━━ Records for the exercise ━━
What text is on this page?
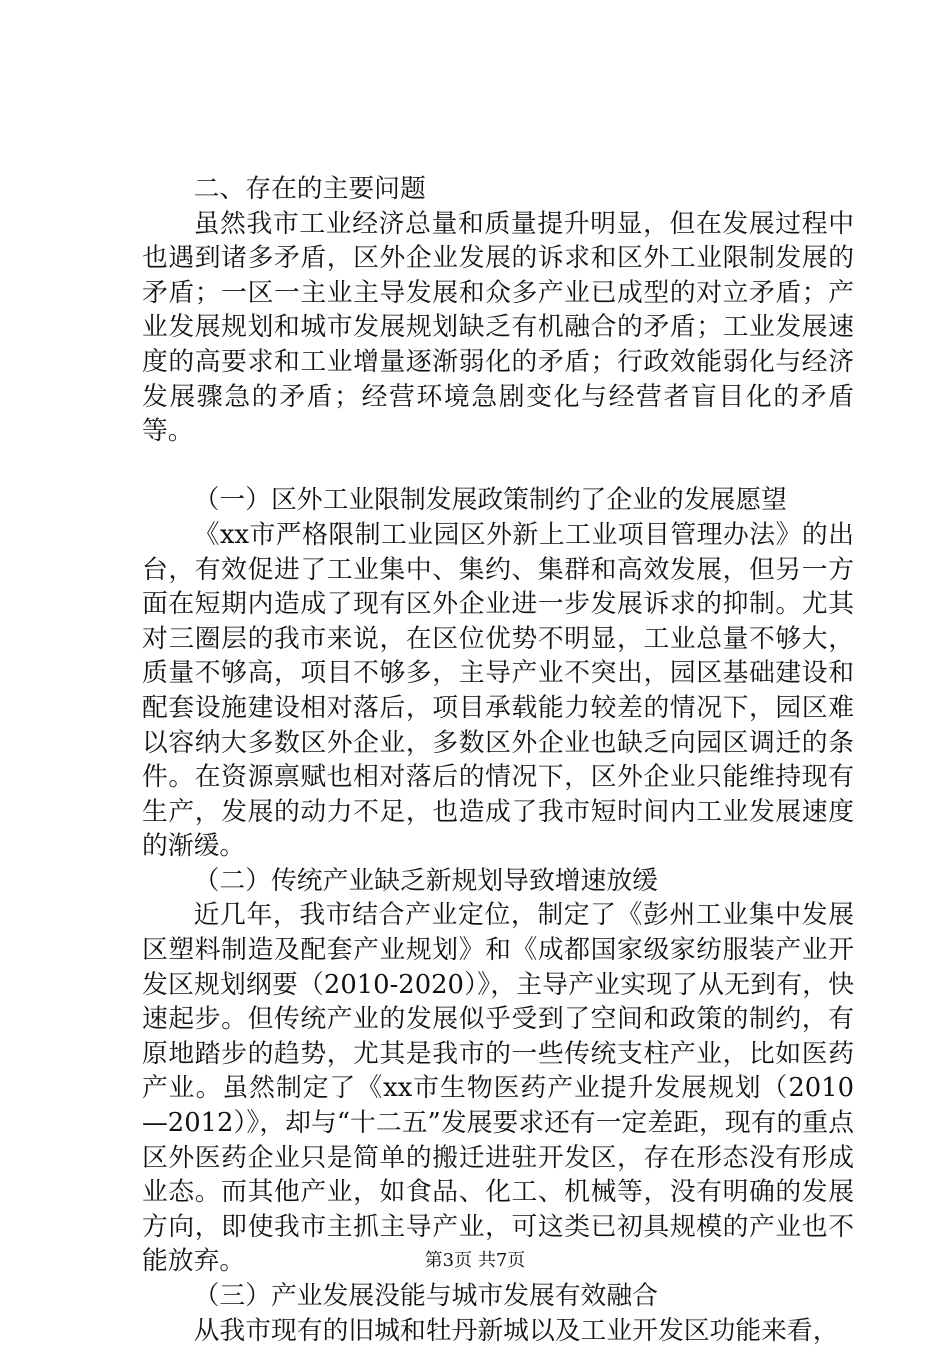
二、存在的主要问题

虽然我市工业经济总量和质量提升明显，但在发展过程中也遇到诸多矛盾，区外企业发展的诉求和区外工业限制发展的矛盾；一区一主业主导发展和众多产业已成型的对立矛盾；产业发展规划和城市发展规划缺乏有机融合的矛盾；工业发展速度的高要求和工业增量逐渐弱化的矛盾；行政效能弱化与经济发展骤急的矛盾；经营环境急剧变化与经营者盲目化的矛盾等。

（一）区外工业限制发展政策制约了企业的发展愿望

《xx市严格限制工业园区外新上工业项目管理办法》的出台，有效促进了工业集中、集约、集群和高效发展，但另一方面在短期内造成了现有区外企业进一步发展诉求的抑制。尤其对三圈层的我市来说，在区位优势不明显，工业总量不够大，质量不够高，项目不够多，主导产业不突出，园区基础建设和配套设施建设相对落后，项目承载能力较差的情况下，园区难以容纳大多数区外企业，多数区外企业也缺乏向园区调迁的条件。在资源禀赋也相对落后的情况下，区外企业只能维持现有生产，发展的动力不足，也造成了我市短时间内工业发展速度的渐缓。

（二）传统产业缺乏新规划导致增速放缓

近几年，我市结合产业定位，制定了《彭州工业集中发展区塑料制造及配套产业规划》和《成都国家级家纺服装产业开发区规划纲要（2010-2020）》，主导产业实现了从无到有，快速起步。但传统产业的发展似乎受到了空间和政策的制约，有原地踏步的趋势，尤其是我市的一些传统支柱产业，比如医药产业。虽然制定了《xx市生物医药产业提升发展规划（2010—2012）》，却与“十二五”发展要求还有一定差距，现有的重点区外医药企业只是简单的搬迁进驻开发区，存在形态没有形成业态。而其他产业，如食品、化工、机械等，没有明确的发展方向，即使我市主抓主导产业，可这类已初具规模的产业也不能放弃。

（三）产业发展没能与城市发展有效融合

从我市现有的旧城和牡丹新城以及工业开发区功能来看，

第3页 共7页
━━━
━━ Records for the exercise ━━
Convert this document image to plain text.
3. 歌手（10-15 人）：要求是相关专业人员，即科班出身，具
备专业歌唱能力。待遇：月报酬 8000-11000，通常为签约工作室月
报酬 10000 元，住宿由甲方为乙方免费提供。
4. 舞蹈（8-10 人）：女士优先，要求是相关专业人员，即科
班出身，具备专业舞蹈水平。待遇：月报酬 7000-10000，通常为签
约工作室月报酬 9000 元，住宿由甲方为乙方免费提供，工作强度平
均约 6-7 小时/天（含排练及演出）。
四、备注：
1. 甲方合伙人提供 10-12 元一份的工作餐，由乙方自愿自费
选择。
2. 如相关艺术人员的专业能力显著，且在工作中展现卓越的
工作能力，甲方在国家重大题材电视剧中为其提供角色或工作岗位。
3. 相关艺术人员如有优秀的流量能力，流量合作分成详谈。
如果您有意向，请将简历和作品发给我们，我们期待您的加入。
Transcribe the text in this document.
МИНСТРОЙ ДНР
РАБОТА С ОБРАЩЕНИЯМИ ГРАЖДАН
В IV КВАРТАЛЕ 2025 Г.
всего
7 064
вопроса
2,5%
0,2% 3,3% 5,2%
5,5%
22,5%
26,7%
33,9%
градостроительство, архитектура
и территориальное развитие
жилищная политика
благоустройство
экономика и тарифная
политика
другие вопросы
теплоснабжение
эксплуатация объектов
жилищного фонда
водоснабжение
━━━
━━ Records for the exercise ━━
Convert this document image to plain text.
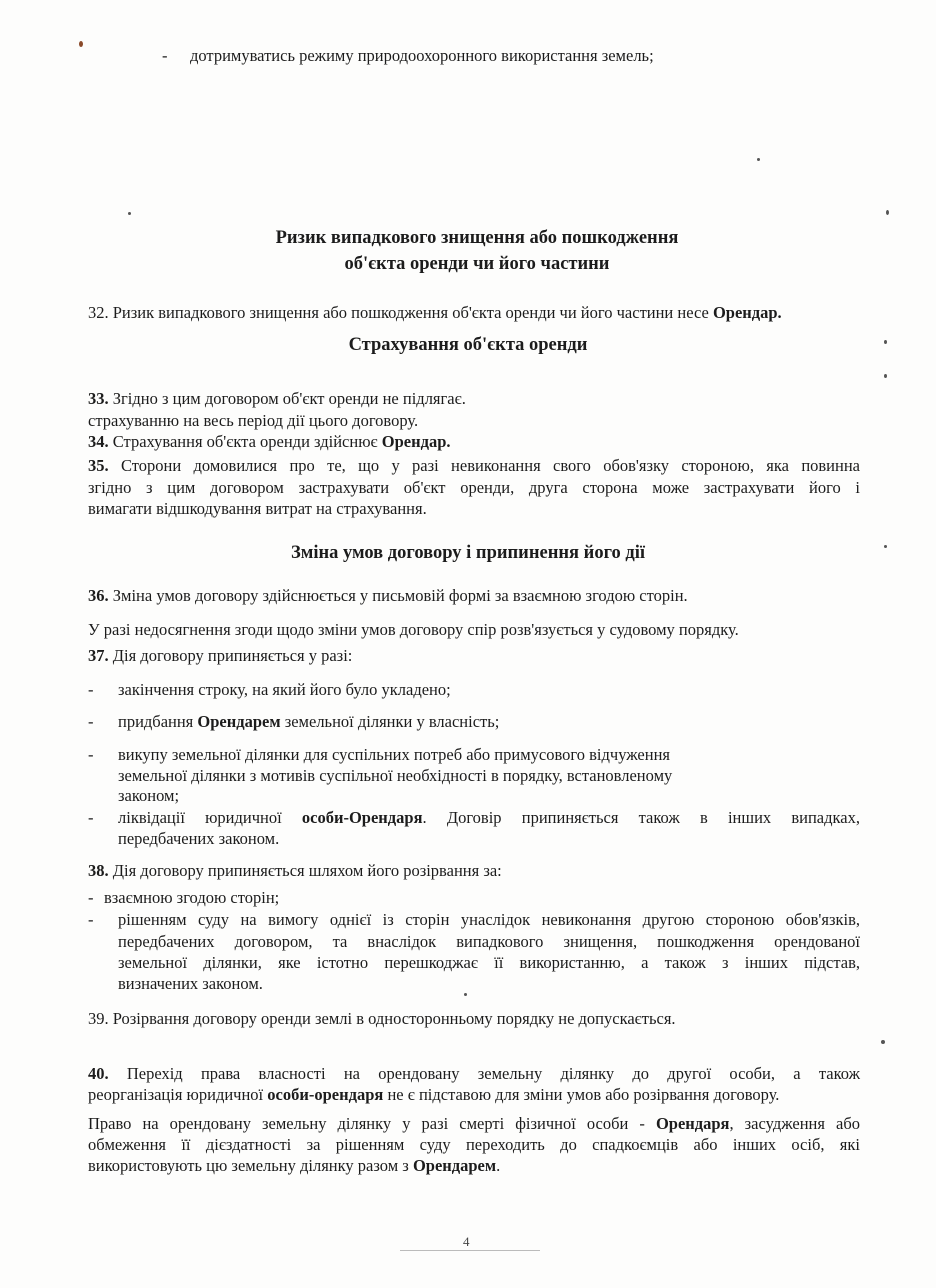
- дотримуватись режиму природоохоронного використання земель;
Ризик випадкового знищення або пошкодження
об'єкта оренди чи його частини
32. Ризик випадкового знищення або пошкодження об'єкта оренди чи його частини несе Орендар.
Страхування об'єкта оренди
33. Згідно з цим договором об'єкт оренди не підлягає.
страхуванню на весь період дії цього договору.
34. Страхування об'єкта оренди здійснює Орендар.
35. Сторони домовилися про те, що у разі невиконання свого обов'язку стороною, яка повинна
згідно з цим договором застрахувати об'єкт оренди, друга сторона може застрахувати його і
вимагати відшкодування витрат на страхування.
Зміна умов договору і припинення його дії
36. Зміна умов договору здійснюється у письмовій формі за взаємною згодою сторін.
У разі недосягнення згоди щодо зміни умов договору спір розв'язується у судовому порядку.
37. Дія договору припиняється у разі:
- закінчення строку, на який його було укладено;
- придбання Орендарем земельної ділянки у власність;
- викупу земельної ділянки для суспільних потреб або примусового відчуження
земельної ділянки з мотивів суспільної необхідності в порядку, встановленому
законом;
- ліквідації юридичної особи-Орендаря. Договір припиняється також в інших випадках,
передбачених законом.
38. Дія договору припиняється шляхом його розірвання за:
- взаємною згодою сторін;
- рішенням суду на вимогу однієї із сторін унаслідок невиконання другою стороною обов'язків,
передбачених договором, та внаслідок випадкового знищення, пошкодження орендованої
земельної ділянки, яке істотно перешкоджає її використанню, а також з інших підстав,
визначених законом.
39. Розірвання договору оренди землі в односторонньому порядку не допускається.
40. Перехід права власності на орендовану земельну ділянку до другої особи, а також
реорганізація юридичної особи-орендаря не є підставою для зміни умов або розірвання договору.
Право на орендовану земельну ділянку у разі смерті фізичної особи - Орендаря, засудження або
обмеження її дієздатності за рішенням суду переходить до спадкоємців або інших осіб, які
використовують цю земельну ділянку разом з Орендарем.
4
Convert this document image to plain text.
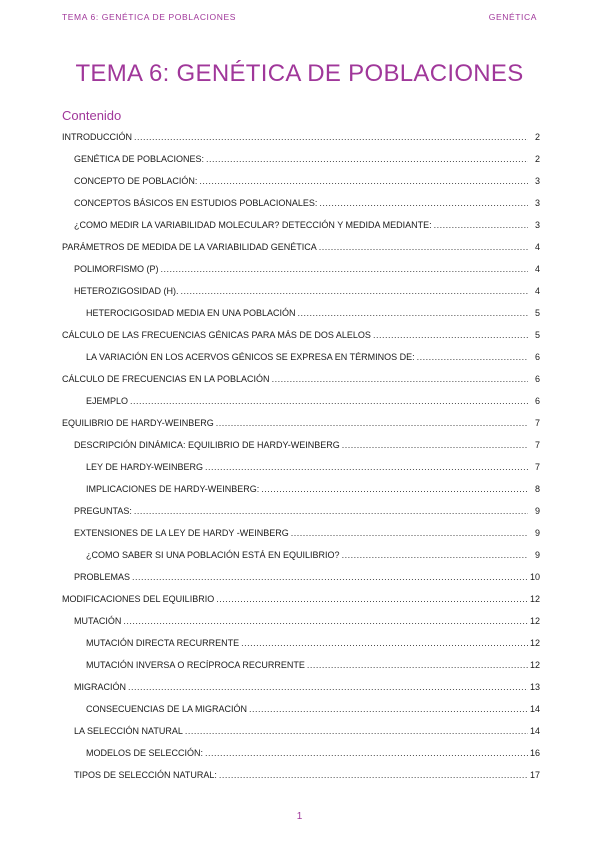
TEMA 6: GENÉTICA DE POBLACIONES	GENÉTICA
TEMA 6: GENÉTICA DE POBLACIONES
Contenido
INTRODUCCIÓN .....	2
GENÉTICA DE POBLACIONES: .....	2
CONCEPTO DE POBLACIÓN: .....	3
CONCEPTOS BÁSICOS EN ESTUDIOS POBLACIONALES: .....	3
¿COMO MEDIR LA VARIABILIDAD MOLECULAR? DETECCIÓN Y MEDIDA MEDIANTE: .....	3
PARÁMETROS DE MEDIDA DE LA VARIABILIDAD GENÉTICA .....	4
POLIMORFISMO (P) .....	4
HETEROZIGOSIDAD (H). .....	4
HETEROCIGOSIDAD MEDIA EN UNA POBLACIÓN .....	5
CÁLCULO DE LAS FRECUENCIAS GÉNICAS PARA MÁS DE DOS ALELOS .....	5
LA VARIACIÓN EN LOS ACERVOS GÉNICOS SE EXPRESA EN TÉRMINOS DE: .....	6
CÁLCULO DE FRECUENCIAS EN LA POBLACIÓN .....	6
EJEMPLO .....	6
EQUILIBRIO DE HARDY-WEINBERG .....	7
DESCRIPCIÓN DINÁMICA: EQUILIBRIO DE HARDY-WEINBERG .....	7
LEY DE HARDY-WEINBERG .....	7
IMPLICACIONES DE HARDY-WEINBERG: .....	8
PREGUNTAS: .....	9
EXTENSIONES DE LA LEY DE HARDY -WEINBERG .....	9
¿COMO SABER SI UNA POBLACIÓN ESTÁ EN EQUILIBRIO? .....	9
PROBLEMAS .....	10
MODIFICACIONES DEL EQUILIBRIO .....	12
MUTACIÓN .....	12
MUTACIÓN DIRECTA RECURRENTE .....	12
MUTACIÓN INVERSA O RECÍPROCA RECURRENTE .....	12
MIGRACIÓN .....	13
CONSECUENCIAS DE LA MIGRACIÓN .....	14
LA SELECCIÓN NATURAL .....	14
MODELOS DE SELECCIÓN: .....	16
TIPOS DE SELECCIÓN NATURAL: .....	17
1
━━━
[Task instructions]
Count how many lines above carry the word "земельну". Only the number is required.

[Reply to the task]
3